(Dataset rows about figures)
○ ○ ○ ○

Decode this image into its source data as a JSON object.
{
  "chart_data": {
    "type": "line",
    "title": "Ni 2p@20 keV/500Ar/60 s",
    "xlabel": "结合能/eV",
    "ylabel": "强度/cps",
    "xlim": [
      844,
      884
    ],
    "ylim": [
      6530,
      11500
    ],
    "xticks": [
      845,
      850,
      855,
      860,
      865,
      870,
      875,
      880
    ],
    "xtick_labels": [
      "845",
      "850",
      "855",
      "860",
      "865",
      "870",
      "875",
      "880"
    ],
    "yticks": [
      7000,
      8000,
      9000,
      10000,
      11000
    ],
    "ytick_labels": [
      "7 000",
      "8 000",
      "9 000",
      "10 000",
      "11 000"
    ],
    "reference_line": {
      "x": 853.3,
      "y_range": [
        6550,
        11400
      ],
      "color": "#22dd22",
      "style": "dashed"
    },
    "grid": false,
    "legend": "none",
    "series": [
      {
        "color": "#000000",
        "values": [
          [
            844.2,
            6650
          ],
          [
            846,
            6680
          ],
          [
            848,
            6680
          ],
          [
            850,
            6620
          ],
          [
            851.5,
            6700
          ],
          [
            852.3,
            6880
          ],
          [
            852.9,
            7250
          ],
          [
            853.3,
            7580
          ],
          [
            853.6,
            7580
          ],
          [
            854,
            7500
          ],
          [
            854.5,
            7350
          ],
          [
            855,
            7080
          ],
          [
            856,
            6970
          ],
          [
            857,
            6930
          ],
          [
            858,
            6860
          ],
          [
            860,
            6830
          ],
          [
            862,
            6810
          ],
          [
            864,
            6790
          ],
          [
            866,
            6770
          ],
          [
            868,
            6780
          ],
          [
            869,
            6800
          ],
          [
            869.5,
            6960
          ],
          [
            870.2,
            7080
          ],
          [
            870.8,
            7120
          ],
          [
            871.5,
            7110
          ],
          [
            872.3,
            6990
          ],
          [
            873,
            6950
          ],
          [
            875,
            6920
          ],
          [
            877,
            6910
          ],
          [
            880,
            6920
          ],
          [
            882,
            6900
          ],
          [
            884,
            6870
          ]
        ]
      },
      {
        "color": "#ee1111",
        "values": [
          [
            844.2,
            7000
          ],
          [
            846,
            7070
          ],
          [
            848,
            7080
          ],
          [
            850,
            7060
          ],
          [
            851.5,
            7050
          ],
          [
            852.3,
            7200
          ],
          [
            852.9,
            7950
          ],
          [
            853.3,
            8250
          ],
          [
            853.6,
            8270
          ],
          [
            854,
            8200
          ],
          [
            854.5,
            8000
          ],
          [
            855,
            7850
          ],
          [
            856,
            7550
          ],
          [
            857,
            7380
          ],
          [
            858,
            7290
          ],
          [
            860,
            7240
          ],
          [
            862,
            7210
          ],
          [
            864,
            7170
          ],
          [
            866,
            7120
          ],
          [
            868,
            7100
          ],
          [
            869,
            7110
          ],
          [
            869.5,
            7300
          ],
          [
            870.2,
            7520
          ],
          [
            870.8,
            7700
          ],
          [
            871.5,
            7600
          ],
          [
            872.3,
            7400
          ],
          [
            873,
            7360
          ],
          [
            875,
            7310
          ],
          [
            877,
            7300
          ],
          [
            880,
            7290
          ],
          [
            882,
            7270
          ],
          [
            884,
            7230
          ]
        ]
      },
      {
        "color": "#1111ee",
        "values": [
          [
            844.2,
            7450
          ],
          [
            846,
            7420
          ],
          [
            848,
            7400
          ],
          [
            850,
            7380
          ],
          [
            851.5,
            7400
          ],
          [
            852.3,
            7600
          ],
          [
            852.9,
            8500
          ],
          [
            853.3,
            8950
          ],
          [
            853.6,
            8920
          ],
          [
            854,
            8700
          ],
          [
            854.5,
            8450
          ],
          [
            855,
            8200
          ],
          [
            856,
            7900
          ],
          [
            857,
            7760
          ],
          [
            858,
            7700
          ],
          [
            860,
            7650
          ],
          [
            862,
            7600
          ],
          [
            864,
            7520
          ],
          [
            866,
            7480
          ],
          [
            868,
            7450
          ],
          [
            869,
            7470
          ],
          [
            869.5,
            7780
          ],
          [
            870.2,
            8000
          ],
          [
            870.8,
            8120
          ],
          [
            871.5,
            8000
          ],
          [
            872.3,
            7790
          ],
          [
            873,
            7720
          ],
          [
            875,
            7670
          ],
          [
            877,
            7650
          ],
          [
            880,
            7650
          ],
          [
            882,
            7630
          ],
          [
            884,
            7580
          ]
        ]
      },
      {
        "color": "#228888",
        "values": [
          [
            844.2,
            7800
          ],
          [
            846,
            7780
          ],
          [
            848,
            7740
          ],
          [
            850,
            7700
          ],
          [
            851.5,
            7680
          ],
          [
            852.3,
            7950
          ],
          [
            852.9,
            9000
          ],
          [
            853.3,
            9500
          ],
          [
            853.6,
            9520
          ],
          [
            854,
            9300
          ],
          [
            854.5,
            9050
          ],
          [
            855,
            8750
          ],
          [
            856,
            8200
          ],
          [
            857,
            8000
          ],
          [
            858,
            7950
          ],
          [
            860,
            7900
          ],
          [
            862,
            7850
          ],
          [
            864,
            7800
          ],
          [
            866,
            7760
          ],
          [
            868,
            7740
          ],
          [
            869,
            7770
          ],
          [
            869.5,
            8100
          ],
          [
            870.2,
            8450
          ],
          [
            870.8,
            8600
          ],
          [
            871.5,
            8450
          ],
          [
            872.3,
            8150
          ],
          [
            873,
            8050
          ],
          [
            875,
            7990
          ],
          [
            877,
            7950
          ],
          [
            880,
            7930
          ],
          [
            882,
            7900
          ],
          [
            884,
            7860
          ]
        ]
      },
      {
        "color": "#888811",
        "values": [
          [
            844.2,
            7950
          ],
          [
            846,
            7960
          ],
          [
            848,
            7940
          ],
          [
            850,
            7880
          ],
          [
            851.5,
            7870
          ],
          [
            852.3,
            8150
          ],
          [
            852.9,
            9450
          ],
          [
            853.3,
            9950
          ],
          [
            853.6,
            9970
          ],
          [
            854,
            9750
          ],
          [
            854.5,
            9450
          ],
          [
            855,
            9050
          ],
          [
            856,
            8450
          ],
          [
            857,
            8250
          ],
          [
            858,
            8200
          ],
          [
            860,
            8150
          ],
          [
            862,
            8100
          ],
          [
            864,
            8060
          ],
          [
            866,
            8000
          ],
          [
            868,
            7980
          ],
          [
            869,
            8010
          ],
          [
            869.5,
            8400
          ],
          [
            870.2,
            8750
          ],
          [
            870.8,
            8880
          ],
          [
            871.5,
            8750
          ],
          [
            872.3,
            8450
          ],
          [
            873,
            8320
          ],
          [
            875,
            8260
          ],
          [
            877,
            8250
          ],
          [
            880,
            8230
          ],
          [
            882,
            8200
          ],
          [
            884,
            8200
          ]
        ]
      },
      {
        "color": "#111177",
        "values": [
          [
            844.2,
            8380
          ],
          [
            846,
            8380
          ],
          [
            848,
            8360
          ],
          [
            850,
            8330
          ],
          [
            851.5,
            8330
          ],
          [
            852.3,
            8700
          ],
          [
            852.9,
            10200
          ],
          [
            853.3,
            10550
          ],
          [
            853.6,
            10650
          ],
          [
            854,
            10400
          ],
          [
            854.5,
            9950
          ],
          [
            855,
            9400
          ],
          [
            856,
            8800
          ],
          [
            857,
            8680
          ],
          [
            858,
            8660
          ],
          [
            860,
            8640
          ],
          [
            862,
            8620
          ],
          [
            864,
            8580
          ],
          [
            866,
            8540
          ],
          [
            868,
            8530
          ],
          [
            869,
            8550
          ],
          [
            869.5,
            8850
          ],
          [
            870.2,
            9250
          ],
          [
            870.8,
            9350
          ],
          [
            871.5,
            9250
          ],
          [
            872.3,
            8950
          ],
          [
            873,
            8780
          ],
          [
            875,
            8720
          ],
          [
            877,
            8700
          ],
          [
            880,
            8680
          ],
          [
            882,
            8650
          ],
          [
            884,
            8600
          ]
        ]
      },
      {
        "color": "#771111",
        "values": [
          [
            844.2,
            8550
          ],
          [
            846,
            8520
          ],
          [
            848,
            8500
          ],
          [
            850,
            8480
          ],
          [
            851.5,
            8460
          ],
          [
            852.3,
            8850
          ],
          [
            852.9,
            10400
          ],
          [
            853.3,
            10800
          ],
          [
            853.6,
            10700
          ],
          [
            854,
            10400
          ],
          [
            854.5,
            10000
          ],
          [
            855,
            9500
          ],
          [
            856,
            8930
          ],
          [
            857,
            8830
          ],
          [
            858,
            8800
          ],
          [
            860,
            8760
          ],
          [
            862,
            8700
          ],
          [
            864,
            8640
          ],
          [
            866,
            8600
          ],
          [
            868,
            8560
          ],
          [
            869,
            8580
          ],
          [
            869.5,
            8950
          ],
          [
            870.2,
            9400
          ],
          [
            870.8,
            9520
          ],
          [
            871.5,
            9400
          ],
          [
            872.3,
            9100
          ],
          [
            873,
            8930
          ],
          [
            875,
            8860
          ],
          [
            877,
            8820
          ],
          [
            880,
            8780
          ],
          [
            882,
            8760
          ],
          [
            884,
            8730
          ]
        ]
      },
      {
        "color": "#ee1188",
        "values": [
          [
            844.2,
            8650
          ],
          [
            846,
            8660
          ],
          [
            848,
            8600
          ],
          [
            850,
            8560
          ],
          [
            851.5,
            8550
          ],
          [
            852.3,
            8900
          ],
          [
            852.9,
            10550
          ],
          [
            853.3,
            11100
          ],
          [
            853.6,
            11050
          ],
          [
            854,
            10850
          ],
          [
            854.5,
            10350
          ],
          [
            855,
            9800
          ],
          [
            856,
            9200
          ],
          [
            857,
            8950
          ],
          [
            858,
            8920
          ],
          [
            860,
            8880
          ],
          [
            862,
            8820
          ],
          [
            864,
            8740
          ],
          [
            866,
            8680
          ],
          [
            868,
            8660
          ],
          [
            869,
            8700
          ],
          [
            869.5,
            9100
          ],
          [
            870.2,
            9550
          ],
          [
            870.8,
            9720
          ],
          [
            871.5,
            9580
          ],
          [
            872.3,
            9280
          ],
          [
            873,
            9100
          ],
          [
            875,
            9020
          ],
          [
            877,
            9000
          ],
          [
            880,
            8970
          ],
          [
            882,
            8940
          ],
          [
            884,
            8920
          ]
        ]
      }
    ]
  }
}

○ ○ ○ ○

## Required work
Search the listing for the string "color". Copy each line where it turns up.

## Response to this exercise
      "color": "#22dd22",
        "color": "#000000",
        "color": "#ee1111",
        "color": "#1111ee",
        "color": "#228888",
        "color": "#888811",
        "color": "#111177",
        "color": "#771111",
        "color": "#ee1188",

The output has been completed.